[BEGIN]
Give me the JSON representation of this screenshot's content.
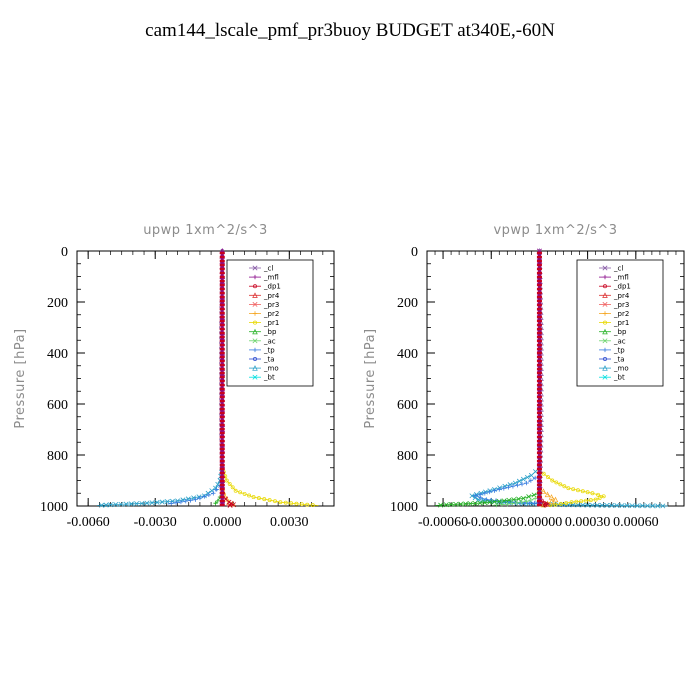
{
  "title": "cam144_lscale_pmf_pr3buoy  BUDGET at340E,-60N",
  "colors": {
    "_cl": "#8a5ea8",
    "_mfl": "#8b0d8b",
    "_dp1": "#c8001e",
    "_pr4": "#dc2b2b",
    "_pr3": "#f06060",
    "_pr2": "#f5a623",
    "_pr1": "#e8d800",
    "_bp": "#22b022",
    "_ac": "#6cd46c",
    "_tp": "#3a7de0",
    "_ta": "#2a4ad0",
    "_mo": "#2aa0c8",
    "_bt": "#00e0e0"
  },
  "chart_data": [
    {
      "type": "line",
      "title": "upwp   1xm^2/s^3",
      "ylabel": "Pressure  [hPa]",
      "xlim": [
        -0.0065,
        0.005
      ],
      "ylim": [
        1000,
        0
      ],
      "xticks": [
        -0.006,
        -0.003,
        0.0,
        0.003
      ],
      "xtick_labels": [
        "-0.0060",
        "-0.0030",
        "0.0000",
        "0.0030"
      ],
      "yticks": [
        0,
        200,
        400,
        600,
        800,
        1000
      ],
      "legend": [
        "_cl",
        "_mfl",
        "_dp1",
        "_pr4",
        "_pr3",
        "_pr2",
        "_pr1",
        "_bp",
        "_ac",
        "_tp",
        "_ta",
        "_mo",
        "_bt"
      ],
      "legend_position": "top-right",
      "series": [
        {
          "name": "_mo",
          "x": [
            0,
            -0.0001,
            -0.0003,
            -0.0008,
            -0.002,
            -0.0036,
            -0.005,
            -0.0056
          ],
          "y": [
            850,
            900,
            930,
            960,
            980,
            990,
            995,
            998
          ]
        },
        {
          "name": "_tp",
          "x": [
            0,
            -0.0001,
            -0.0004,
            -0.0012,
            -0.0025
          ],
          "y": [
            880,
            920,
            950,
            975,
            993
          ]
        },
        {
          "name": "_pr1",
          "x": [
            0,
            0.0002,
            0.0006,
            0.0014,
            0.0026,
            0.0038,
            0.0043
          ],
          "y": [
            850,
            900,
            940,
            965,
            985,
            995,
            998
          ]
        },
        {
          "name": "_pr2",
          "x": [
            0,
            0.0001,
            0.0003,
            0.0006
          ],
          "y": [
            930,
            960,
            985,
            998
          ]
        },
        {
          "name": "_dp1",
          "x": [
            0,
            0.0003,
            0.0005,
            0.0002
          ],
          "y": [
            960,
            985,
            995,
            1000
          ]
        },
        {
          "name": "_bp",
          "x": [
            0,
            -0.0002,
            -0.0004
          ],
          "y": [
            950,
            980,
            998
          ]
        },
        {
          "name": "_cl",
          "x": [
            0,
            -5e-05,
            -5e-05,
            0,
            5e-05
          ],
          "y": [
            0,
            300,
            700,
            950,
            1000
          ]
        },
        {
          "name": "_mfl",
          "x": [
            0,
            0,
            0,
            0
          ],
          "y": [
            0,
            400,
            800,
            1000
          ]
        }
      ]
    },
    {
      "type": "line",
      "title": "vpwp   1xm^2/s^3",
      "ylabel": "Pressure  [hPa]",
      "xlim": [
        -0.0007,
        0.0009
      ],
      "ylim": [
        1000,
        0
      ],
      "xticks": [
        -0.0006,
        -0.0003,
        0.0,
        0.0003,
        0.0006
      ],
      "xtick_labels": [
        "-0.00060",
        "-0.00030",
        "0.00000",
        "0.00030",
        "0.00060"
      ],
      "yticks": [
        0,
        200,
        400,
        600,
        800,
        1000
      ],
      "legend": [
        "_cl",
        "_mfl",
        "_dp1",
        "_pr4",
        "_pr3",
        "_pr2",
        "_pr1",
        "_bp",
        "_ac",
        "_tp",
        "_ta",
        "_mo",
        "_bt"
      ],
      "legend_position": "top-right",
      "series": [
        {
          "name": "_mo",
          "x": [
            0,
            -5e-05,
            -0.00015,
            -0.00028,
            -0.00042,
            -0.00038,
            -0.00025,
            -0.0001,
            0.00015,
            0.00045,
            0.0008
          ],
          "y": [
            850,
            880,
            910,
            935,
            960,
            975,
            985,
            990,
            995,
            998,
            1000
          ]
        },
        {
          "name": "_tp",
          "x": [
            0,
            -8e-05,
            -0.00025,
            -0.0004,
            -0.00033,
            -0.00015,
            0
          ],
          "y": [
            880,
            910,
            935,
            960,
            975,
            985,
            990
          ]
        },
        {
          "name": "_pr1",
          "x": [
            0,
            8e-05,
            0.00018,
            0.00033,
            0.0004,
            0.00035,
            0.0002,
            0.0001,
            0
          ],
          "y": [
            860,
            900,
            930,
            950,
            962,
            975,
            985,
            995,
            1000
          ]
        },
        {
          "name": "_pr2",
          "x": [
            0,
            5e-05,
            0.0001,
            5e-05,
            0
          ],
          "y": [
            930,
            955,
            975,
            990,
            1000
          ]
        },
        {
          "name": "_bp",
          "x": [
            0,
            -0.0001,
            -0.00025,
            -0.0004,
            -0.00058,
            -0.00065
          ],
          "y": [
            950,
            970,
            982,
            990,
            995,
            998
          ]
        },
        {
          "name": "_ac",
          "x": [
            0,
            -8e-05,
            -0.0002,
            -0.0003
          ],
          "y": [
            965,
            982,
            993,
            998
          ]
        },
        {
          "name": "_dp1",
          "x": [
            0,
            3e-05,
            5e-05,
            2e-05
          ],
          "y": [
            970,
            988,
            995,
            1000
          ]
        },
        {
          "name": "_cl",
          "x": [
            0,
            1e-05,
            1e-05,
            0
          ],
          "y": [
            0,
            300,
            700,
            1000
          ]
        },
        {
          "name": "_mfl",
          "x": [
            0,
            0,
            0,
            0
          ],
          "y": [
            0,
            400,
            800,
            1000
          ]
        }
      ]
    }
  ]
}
[END]
[BEGIN]
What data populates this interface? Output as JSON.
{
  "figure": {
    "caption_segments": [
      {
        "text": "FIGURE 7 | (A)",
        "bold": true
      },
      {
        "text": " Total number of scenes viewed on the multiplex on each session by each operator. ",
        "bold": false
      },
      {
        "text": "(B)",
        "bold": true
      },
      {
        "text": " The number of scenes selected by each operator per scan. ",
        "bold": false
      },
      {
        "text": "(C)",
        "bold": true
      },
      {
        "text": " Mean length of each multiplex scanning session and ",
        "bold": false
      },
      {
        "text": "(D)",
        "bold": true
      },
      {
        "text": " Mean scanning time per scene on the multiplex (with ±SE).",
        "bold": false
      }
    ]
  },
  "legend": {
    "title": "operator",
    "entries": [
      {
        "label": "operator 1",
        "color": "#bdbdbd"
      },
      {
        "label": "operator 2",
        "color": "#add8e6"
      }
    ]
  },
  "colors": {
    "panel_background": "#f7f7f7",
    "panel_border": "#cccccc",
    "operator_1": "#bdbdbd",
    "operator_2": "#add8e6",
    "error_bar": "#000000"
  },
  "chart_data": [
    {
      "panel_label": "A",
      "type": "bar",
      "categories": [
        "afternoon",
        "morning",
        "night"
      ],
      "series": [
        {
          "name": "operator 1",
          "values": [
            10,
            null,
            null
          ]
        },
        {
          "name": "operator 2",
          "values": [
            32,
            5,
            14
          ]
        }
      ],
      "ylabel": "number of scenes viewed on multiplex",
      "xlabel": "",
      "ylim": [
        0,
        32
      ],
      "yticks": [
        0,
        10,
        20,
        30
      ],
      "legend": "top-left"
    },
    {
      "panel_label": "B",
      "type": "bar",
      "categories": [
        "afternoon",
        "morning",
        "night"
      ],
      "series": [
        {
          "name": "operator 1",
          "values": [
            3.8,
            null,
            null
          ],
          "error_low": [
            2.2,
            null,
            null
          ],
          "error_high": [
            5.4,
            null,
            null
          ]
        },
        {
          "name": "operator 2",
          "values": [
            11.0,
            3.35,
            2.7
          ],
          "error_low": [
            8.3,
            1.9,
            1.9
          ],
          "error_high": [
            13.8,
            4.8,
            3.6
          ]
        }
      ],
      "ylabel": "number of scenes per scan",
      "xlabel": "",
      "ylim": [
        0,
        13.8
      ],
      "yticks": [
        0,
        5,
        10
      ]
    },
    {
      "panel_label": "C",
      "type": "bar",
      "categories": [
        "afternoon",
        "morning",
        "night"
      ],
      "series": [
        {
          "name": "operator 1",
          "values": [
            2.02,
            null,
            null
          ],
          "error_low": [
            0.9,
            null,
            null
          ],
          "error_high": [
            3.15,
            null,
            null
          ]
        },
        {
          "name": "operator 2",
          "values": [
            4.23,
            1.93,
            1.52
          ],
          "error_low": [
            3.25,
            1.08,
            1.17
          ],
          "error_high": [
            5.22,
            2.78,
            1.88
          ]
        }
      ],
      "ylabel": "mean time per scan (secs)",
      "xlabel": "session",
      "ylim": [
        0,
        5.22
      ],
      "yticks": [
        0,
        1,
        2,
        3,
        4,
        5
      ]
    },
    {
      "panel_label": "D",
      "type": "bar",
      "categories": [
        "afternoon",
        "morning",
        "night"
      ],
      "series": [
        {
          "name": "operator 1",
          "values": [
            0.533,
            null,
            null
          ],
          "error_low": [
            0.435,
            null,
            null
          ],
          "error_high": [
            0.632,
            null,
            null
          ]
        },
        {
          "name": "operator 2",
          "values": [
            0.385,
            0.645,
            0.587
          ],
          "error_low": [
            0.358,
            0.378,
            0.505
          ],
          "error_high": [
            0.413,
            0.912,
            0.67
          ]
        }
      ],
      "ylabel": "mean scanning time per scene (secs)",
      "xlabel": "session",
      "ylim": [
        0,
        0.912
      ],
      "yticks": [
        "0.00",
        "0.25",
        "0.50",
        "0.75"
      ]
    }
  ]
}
[END]
Pick out the lines that have the word "each". Copy them all.

        "text": " Total number of scenes viewed on the multiplex on each session by each operator. ",
        "text": " The number of scenes selected by each operator per scan. ",
        "text": " Mean length of each multiplex scanning session and ",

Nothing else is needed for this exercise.